--- BEGIN Supplied data ---
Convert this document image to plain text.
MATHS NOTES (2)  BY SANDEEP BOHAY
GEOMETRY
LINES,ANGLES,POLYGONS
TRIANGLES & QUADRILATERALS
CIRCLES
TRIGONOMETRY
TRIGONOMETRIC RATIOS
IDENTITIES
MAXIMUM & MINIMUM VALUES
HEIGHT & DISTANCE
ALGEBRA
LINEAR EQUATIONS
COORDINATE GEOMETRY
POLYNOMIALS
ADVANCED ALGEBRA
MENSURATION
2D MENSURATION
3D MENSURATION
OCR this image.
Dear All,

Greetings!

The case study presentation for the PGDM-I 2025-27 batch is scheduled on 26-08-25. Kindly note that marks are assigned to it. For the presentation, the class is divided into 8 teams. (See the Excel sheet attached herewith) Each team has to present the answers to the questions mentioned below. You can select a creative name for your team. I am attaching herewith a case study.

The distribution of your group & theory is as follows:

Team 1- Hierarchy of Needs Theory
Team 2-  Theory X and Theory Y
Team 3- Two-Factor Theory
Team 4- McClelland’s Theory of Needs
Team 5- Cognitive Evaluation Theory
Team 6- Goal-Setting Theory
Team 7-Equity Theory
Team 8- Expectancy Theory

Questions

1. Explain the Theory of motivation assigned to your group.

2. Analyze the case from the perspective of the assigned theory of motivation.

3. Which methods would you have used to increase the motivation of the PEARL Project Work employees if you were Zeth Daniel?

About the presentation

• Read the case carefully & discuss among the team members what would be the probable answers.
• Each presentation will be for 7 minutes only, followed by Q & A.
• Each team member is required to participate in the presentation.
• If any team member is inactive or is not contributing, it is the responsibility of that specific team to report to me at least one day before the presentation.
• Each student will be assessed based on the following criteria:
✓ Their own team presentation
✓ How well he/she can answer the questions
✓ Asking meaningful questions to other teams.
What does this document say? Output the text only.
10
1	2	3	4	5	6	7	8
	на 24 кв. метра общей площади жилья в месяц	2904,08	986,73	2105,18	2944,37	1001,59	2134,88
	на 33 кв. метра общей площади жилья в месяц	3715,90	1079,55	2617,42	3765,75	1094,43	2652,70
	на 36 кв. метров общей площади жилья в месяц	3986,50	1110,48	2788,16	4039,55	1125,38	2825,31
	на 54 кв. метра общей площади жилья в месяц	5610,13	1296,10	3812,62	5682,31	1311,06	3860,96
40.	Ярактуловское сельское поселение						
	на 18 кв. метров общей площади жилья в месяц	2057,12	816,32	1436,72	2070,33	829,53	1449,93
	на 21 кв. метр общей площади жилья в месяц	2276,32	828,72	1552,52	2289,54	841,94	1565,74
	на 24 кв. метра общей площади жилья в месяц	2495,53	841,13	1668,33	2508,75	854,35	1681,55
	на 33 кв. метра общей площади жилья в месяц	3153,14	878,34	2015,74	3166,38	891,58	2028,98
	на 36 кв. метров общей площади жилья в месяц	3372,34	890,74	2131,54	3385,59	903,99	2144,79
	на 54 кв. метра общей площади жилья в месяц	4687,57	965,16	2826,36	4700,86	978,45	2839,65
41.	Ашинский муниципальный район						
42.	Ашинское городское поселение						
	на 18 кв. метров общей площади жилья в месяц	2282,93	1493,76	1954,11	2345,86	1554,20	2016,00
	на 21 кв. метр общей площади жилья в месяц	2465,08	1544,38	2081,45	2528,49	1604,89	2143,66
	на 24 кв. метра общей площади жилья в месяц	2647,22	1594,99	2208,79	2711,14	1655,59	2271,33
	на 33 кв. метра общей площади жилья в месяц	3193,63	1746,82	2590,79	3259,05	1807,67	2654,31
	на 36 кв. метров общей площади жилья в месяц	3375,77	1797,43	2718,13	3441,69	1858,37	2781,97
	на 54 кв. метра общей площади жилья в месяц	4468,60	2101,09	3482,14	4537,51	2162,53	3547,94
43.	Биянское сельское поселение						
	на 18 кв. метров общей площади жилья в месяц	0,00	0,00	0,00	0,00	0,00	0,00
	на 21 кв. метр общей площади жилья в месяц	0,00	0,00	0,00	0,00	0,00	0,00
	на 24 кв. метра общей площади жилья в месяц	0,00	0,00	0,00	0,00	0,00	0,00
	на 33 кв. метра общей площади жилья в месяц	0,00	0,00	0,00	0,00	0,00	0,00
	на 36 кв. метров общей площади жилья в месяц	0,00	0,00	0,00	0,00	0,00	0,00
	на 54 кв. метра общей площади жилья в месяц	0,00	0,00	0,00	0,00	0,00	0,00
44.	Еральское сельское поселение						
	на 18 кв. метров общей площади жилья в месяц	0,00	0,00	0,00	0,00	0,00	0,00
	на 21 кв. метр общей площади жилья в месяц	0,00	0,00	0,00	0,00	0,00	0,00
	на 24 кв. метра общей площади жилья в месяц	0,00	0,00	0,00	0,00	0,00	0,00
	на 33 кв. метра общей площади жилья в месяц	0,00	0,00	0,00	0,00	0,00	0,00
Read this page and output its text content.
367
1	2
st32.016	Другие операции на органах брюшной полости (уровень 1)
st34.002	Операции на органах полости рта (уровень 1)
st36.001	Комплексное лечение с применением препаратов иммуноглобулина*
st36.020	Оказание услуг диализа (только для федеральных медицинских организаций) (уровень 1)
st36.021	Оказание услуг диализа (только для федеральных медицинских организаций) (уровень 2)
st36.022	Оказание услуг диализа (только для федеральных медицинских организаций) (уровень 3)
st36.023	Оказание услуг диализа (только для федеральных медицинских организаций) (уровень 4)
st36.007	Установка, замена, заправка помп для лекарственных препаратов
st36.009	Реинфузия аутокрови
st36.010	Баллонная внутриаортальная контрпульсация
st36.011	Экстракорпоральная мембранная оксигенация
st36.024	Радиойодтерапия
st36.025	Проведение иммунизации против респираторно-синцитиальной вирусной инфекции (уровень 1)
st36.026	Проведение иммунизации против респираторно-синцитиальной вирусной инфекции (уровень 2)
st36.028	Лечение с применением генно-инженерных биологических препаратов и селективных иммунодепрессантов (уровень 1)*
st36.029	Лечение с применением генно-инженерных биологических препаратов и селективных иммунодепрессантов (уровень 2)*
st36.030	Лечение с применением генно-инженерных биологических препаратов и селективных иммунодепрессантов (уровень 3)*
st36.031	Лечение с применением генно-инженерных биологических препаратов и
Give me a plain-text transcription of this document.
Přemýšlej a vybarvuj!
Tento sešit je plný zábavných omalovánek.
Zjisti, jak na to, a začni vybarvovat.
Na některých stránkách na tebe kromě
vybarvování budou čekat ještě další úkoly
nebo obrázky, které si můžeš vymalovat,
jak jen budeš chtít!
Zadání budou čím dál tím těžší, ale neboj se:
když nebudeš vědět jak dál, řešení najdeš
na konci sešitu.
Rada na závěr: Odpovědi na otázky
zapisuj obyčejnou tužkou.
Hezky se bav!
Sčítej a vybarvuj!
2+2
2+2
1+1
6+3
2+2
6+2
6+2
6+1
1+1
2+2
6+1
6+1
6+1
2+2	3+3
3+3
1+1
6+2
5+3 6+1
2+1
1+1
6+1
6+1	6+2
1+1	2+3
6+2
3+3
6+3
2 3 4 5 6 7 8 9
--- END Supplied data ---
▶ _Task to complete_: Each line of the material above needs to be quoted exactly, please.

▶ _Complete response_:
Convert this document image to plain text.
MATHS NOTES (2)  BY SANDEEP BOHAY
GEOMETRY
LINES,ANGLES,POLYGONS
TRIANGLES & QUADRILATERALS
CIRCLES
TRIGONOMETRY
TRIGONOMETRIC RATIOS
IDENTITIES
MAXIMUM & MINIMUM VALUES
HEIGHT & DISTANCE
ALGEBRA
LINEAR EQUATIONS
COORDINATE GEOMETRY
POLYNOMIALS
ADVANCED ALGEBRA
MENSURATION
2D MENSURATION
3D MENSURATION
OCR this image.
Dear All,

Greetings!

The case study presentation for the PGDM-I 2025-27 batch is scheduled on 26-08-25. Kindly note that marks are assigned to it. For the presentation, the class is divided into 8 teams. (See the Excel sheet attached herewith) Each team has to present the answers to the questions mentioned below. You can select a creative name for your team. I am attaching herewith a case study.

The distribution of your group & theory is as follows:

Team 1- Hierarchy of Needs Theory
Team 2-  Theory X and Theory Y
Team 3- Two-Factor Theory
Team 4- McClelland’s Theory of Needs
Team 5- Cognitive Evaluation Theory
Team 6- Goal-Setting Theory
Team 7-Equity Theory
Team 8- Expectancy Theory

Questions

1. Explain the Theory of motivation assigned to your group.

2. Analyze the case from the perspective of the assigned theory of motivation.

3. Which methods would you have used to increase the motivation of the PEARL Project Work employees if you were Zeth Daniel?

About the presentation

• Read the case carefully & discuss among the team members what would be the probable answers.
• Each presentation will be for 7 minutes only, followed by Q & A.
• Each team member is required to participate in the presentation.
• If any team member is inactive or is not contributing, it is the responsibility of that specific team to report to me at least one day before the presentation.
• Each student will be assessed based on the following criteria:
✓ Their own team presentation
✓ How well he/she can answer the questions
✓ Asking meaningful questions to other teams.
What does this document say? Output the text only.
10
1	2	3	4	5	6	7	8
	на 24 кв. метра общей площади жилья в месяц	2904,08	986,73	2105,18	2944,37	1001,59	2134,88
	на 33 кв. метра общей площади жилья в месяц	3715,90	1079,55	2617,42	3765,75	1094,43	2652,70
	на 36 кв. метров общей площади жилья в месяц	3986,50	1110,48	2788,16	4039,55	1125,38	2825,31
	на 54 кв. метра общей площади жилья в месяц	5610,13	1296,10	3812,62	5682,31	1311,06	3860,96
40.	Ярактуловское сельское поселение						
	на 18 кв. метров общей площади жилья в месяц	2057,12	816,32	1436,72	2070,33	829,53	1449,93
	на 21 кв. метр общей площади жилья в месяц	2276,32	828,72	1552,52	2289,54	841,94	1565,74
	на 24 кв. метра общей площади жилья в месяц	2495,53	841,13	1668,33	2508,75	854,35	1681,55
	на 33 кв. метра общей площади жилья в месяц	3153,14	878,34	2015,74	3166,38	891,58	2028,98
	на 36 кв. метров общей площади жилья в месяц	3372,34	890,74	2131,54	3385,59	903,99	2144,79
	на 54 кв. метра общей площади жилья в месяц	4687,57	965,16	2826,36	4700,86	978,45	2839,65
41.	Ашинский муниципальный район						
42.	Ашинское городское поселение						
	на 18 кв. метров общей площади жилья в месяц	2282,93	1493,76	1954,11	2345,86	1554,20	2016,00
	на 21 кв. метр общей площади жилья в месяц	2465,08	1544,38	2081,45	2528,49	1604,89	2143,66
	на 24 кв. метра общей площади жилья в месяц	2647,22	1594,99	2208,79	2711,14	1655,59	2271,33
	на 33 кв. метра общей площади жилья в месяц	3193,63	1746,82	2590,79	3259,05	1807,67	2654,31
	на 36 кв. метров общей площади жилья в месяц	3375,77	1797,43	2718,13	3441,69	1858,37	2781,97
	на 54 кв. метра общей площади жилья в месяц	4468,60	2101,09	3482,14	4537,51	2162,53	3547,94
43.	Биянское сельское поселение						
	на 18 кв. метров общей площади жилья в месяц	0,00	0,00	0,00	0,00	0,00	0,00
	на 21 кв. метр общей площади жилья в месяц	0,00	0,00	0,00	0,00	0,00	0,00
	на 24 кв. метра общей площади жилья в месяц	0,00	0,00	0,00	0,00	0,00	0,00
	на 33 кв. метра общей площади жилья в месяц	0,00	0,00	0,00	0,00	0,00	0,00
	на 36 кв. метров общей площади жилья в месяц	0,00	0,00	0,00	0,00	0,00	0,00
	на 54 кв. метра общей площади жилья в месяц	0,00	0,00	0,00	0,00	0,00	0,00
44.	Еральское сельское поселение						
	на 18 кв. метров общей площади жилья в месяц	0,00	0,00	0,00	0,00	0,00	0,00
	на 21 кв. метр общей площади жилья в месяц	0,00	0,00	0,00	0,00	0,00	0,00
	на 24 кв. метра общей площади жилья в месяц	0,00	0,00	0,00	0,00	0,00	0,00
	на 33 кв. метра общей площади жилья в месяц	0,00	0,00	0,00	0,00	0,00	0,00
Read this page and output its text content.
367
1	2
st32.016	Другие операции на органах брюшной полости (уровень 1)
st34.002	Операции на органах полости рта (уровень 1)
st36.001	Комплексное лечение с применением препаратов иммуноглобулина*
st36.020	Оказание услуг диализа (только для федеральных медицинских организаций) (уровень 1)
st36.021	Оказание услуг диализа (только для федеральных медицинских организаций) (уровень 2)
st36.022	Оказание услуг диализа (только для федеральных медицинских организаций) (уровень 3)
st36.023	Оказание услуг диализа (только для федеральных медицинских организаций) (уровень 4)
st36.007	Установка, замена, заправка помп для лекарственных препаратов
st36.009	Реинфузия аутокрови
st36.010	Баллонная внутриаортальная контрпульсация
st36.011	Экстракорпоральная мембранная оксигенация
st36.024	Радиойодтерапия
st36.025	Проведение иммунизации против респираторно-синцитиальной вирусной инфекции (уровень 1)
st36.026	Проведение иммунизации против респираторно-синцитиальной вирусной инфекции (уровень 2)
st36.028	Лечение с применением генно-инженерных биологических препаратов и селективных иммунодепрессантов (уровень 1)*
st36.029	Лечение с применением генно-инженерных биологических препаратов и селективных иммунодепрессантов (уровень 2)*
st36.030	Лечение с применением генно-инженерных биологических препаратов и селективных иммунодепрессантов (уровень 3)*
st36.031	Лечение с применением генно-инженерных биологических препаратов и
Give me a plain-text transcription of this document.
Přemýšlej a vybarvuj!
Tento sešit je plný zábavných omalovánek.
Zjisti, jak na to, a začni vybarvovat.
Na některých stránkách na tebe kromě
vybarvování budou čekat ještě další úkoly
nebo obrázky, které si můžeš vymalovat,
jak jen budeš chtít!
Zadání budou čím dál tím těžší, ale neboj se:
když nebudeš vědět jak dál, řešení najdeš
na konci sešitu.
Rada na závěr: Odpovědi na otázky
zapisuj obyčejnou tužkou.
Hezky se bav!
Sčítej a vybarvuj!
2+2
2+2
1+1
6+3
2+2
6+2
6+2
6+1
1+1
2+2
6+1
6+1
6+1
2+2	3+3
3+3
1+1
6+2
5+3 6+1
2+1
1+1
6+1
6+1	6+2
1+1	2+3
6+2
3+3
6+3
2 3 4 5 6 7 8 9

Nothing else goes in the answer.